>> Start

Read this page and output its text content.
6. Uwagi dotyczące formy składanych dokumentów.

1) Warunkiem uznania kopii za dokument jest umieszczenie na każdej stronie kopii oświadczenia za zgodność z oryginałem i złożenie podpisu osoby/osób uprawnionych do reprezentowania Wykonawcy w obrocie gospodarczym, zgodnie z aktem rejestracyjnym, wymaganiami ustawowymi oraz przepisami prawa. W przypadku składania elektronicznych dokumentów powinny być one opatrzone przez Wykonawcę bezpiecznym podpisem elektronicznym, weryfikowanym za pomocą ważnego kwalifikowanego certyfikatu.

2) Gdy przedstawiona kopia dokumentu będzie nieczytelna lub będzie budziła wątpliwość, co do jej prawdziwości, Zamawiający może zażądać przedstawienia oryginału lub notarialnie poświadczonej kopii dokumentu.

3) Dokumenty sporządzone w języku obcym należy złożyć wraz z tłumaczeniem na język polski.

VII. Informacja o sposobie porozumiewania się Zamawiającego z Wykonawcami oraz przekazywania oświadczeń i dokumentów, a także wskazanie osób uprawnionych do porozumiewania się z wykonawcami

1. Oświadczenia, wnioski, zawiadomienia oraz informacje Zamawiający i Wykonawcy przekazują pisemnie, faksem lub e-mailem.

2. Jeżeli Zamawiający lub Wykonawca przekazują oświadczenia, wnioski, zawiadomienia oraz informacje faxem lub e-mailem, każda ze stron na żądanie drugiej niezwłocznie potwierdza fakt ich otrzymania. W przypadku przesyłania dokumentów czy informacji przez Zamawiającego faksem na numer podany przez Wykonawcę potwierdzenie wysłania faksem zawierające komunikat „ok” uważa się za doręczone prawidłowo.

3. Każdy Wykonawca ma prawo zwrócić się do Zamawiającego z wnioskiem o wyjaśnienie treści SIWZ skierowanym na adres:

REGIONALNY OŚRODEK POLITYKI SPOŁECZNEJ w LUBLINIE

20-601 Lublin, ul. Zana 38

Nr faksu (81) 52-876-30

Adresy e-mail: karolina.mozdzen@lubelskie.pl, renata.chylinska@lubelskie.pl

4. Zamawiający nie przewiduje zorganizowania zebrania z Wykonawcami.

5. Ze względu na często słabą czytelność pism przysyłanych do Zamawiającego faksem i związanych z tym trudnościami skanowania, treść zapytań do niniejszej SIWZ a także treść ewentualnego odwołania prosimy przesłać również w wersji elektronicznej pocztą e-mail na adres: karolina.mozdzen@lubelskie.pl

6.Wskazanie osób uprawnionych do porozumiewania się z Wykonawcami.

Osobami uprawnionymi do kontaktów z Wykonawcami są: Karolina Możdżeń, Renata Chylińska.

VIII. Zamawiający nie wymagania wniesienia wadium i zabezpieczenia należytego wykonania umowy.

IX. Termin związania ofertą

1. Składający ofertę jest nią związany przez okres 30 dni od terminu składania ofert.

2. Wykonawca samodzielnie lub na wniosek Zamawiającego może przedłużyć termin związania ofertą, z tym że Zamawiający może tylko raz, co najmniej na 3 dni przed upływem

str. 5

>> End
>> Start

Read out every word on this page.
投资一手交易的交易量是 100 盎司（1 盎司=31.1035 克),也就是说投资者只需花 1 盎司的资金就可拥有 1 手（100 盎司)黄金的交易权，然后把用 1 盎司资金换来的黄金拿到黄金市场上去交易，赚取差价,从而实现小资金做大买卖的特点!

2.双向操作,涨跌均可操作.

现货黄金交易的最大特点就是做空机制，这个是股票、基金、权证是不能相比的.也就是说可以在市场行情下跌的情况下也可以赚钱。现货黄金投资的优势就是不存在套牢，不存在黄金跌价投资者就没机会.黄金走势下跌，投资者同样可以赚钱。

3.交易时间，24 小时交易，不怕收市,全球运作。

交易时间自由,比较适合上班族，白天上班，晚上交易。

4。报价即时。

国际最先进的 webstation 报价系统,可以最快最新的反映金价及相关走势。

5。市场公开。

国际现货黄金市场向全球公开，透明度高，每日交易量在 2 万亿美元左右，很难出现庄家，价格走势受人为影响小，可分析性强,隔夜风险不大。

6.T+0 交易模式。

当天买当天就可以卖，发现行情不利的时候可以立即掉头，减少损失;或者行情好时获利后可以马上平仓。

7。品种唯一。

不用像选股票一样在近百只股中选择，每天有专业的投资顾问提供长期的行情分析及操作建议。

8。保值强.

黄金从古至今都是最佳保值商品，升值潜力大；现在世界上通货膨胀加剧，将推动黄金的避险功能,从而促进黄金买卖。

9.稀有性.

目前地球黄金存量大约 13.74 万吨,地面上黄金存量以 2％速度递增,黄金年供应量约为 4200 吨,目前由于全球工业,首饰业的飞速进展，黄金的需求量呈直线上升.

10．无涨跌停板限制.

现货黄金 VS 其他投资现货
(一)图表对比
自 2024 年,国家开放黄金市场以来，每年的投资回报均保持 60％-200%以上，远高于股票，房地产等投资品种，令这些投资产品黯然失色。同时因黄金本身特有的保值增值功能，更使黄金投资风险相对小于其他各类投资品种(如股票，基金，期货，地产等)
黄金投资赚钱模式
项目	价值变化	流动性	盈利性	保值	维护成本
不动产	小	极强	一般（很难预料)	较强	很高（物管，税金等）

>> End
>> Start

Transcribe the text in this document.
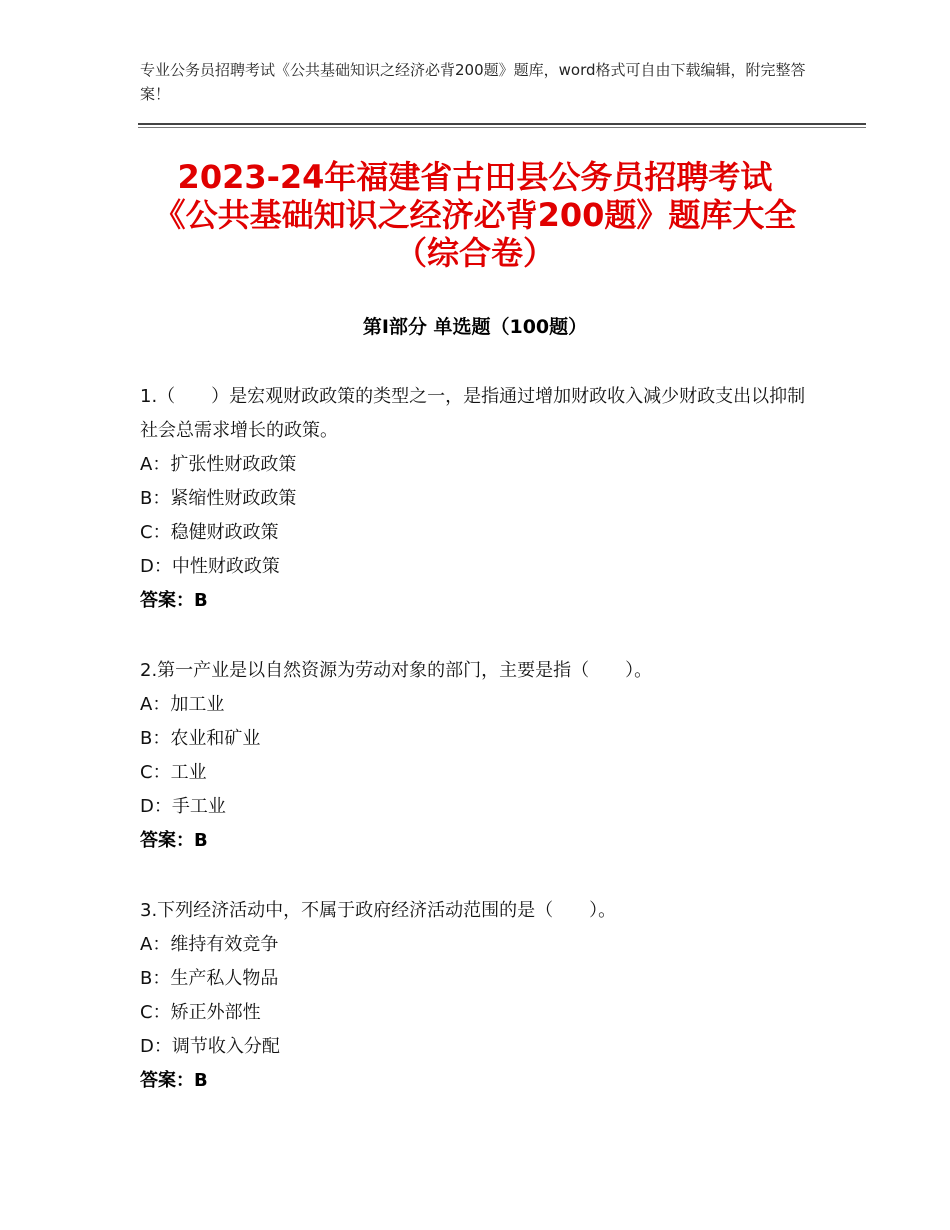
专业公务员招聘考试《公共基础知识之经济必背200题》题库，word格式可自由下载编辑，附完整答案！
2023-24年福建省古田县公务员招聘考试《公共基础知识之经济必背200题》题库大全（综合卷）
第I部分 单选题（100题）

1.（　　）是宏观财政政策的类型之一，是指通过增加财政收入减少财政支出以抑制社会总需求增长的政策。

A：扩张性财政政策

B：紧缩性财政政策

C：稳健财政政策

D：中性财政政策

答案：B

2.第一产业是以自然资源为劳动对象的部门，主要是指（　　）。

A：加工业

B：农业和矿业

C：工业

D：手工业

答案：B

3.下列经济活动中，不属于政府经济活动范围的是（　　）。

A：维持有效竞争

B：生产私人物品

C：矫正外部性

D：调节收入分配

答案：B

>> End

What you need to do: From the data, collect all lines where the string "page" appears.

The output:
Read this page and output its text content.
Read out every word on this page.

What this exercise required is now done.